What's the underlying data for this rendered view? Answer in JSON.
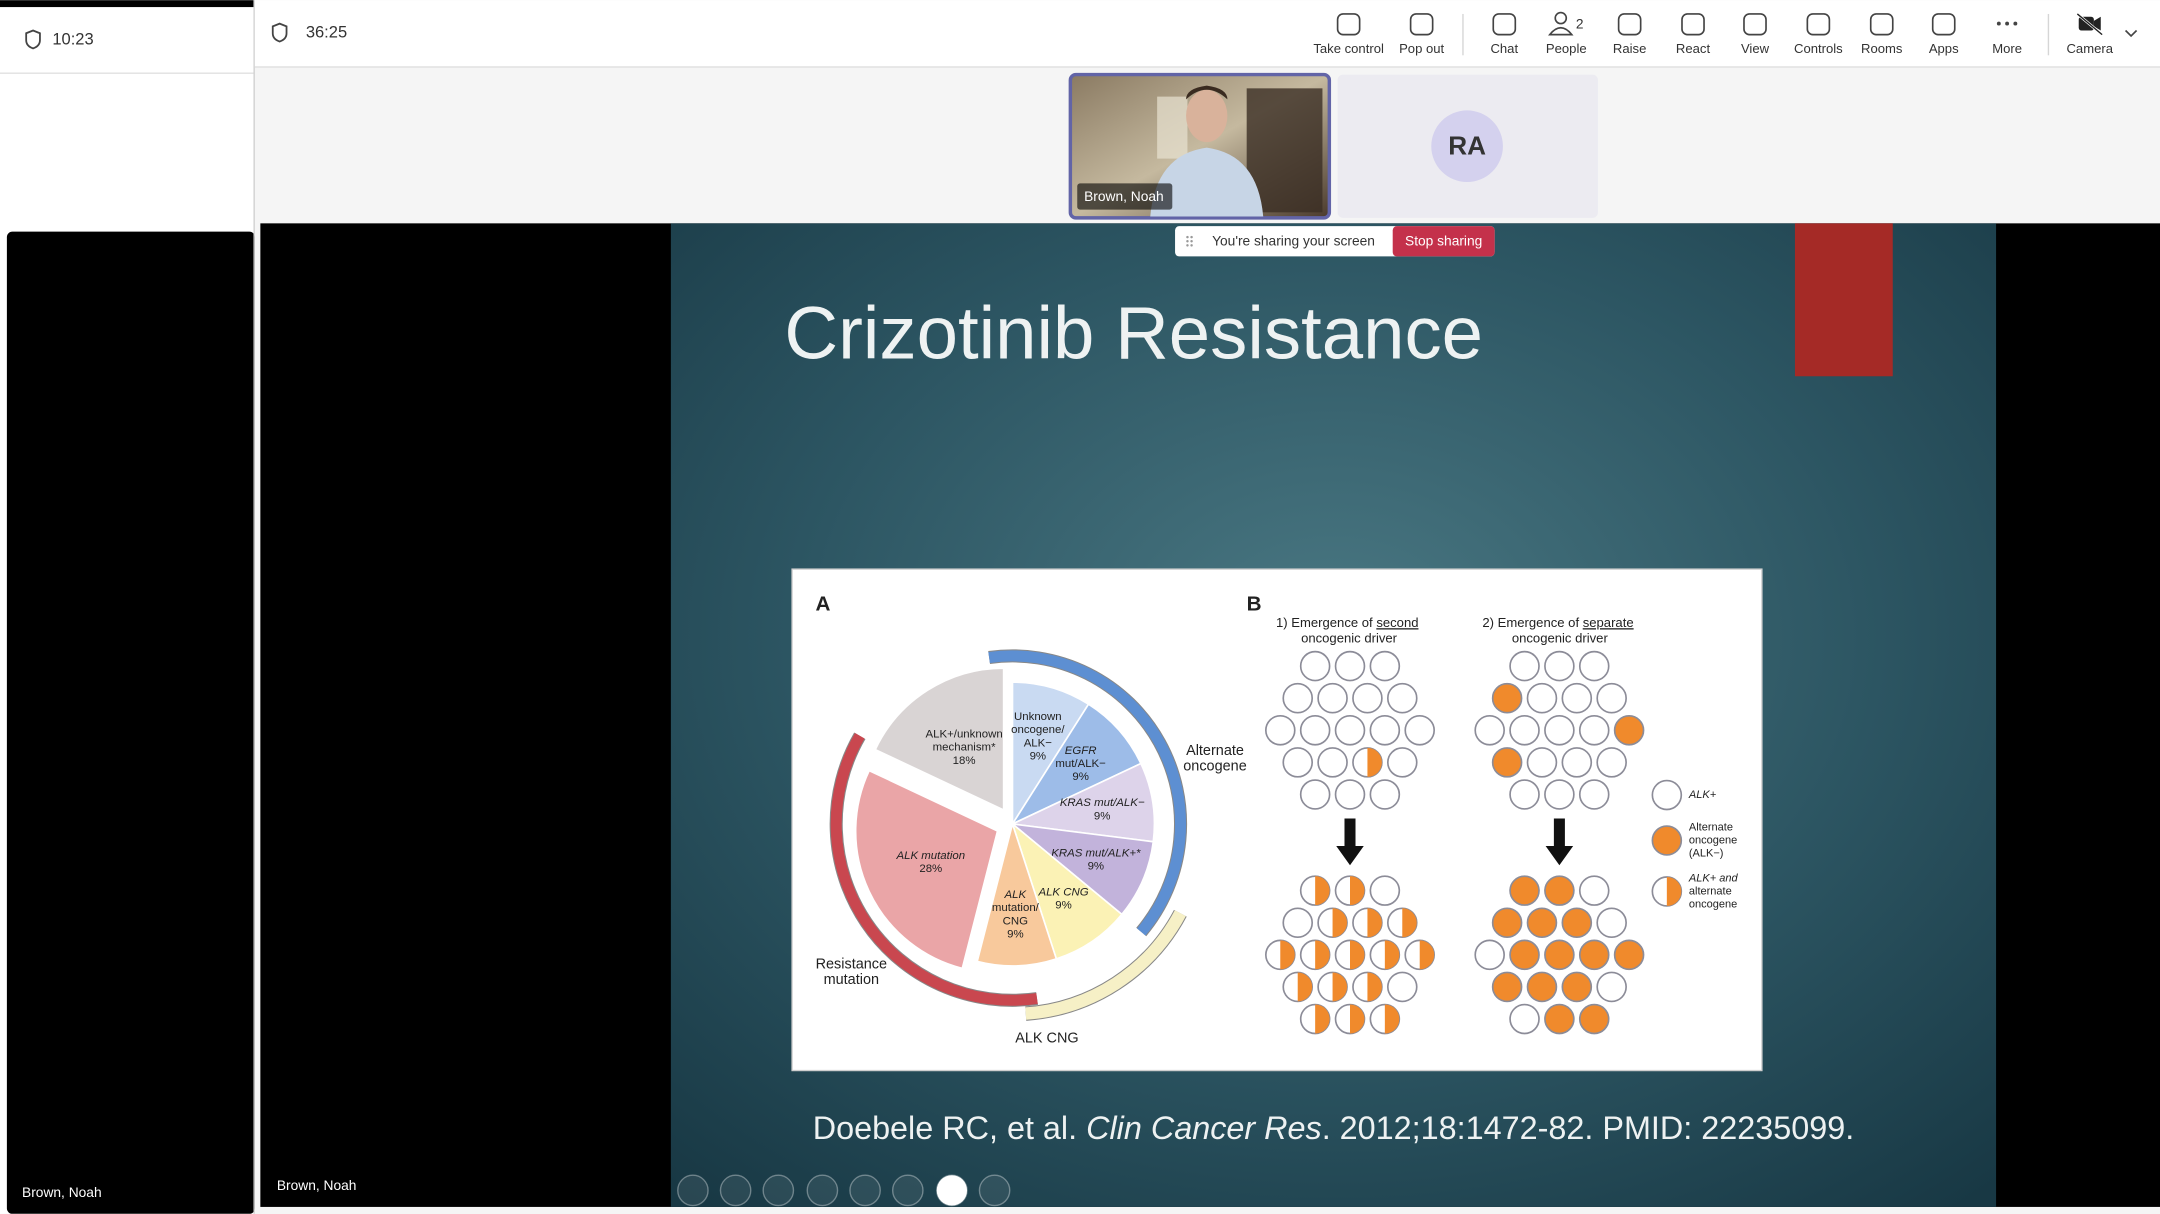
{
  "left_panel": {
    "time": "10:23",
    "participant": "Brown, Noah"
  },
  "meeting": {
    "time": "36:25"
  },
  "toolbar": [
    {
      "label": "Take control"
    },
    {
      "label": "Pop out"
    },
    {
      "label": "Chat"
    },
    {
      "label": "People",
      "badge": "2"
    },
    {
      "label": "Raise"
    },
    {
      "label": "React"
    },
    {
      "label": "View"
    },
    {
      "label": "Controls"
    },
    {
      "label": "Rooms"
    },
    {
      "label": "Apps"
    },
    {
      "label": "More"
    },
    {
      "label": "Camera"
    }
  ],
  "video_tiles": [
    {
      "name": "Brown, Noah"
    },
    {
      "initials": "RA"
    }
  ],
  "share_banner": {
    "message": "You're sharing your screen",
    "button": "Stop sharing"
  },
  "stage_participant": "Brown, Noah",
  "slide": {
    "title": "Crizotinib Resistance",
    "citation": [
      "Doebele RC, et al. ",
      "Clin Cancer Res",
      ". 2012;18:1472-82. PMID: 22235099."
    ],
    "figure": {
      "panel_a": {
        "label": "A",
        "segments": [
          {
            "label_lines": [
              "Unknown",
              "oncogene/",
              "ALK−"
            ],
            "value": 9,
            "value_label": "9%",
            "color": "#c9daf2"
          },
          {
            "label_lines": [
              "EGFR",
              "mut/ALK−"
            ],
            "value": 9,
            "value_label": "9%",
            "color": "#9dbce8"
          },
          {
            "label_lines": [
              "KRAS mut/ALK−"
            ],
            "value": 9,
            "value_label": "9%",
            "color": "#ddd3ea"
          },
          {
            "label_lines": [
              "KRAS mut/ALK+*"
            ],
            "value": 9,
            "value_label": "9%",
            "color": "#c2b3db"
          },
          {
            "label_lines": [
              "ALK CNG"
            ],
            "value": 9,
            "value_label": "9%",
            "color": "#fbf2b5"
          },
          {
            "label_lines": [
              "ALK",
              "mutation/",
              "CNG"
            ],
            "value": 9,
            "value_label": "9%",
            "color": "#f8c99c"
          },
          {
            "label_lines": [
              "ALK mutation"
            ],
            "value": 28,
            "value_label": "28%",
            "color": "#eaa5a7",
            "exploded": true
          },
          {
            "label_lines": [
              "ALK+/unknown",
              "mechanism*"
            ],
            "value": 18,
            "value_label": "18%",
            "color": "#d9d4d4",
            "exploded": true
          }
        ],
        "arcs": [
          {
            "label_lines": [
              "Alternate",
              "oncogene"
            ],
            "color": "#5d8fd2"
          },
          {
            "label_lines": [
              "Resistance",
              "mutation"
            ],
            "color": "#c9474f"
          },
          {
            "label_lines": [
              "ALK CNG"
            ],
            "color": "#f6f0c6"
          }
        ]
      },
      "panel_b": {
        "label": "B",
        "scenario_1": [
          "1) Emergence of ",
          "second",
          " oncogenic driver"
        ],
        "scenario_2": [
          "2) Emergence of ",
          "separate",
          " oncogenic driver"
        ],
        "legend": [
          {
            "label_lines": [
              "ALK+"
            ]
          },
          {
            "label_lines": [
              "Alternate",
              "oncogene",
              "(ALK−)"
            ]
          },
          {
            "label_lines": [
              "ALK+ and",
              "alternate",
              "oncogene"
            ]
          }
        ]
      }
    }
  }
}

◆ ◆ ◆ ◆ ◆ ◆ ◆

DIRECTIVE: Print the whole listing above once more, word for word, without its pictures.

EXERCISE OUTPUT:
What's the underlying data for this rendered view? Answer in JSON.
{
  "left_panel": {
    "time": "10:23",
    "participant": "Brown, Noah"
  },
  "meeting": {
    "time": "36:25"
  },
  "toolbar": [
    {
      "label": "Take control"
    },
    {
      "label": "Pop out"
    },
    {
      "label": "Chat"
    },
    {
      "label": "People",
      "badge": "2"
    },
    {
      "label": "Raise"
    },
    {
      "label": "React"
    },
    {
      "label": "View"
    },
    {
      "label": "Controls"
    },
    {
      "label": "Rooms"
    },
    {
      "label": "Apps"
    },
    {
      "label": "More"
    },
    {
      "label": "Camera"
    }
  ],
  "video_tiles": [
    {
      "name": "Brown, Noah"
    },
    {
      "initials": "RA"
    }
  ],
  "share_banner": {
    "message": "You're sharing your screen",
    "button": "Stop sharing"
  },
  "stage_participant": "Brown, Noah",
  "slide": {
    "title": "Crizotinib Resistance",
    "citation": [
      "Doebele RC, et al. ",
      "Clin Cancer Res",
      ". 2012;18:1472-82. PMID: 22235099."
    ],
    "figure": {
      "panel_a": {
        "label": "A",
        "segments": [
          {
            "label_lines": [
              "Unknown",
              "oncogene/",
              "ALK−"
            ],
            "value": 9,
            "value_label": "9%",
            "color": "#c9daf2"
          },
          {
            "label_lines": [
              "EGFR",
              "mut/ALK−"
            ],
            "value": 9,
            "value_label": "9%",
            "color": "#9dbce8"
          },
          {
            "label_lines": [
              "KRAS mut/ALK−"
            ],
            "value": 9,
            "value_label": "9%",
            "color": "#ddd3ea"
          },
          {
            "label_lines": [
              "KRAS mut/ALK+*"
            ],
            "value": 9,
            "value_label": "9%",
            "color": "#c2b3db"
          },
          {
            "label_lines": [
              "ALK CNG"
            ],
            "value": 9,
            "value_label": "9%",
            "color": "#fbf2b5"
          },
          {
            "label_lines": [
              "ALK",
              "mutation/",
              "CNG"
            ],
            "value": 9,
            "value_label": "9%",
            "color": "#f8c99c"
          },
          {
            "label_lines": [
              "ALK mutation"
            ],
            "value": 28,
            "value_label": "28%",
            "color": "#eaa5a7",
            "exploded": true
          },
          {
            "label_lines": [
              "ALK+/unknown",
              "mechanism*"
            ],
            "value": 18,
            "value_label": "18%",
            "color": "#d9d4d4",
            "exploded": true
          }
        ],
        "arcs": [
          {
            "label_lines": [
              "Alternate",
              "oncogene"
            ],
            "color": "#5d8fd2"
          },
          {
            "label_lines": [
              "Resistance",
              "mutation"
            ],
            "color": "#c9474f"
          },
          {
            "label_lines": [
              "ALK CNG"
            ],
            "color": "#f6f0c6"
          }
        ]
      },
      "panel_b": {
        "label": "B",
        "scenario_1": [
          "1) Emergence of ",
          "second",
          " oncogenic driver"
        ],
        "scenario_2": [
          "2) Emergence of ",
          "separate",
          " oncogenic driver"
        ],
        "legend": [
          {
            "label_lines": [
              "ALK+"
            ]
          },
          {
            "label_lines": [
              "Alternate",
              "oncogene",
              "(ALK−)"
            ]
          },
          {
            "label_lines": [
              "ALK+ and",
              "alternate",
              "oncogene"
            ]
          }
        ]
      }
    }
  }
}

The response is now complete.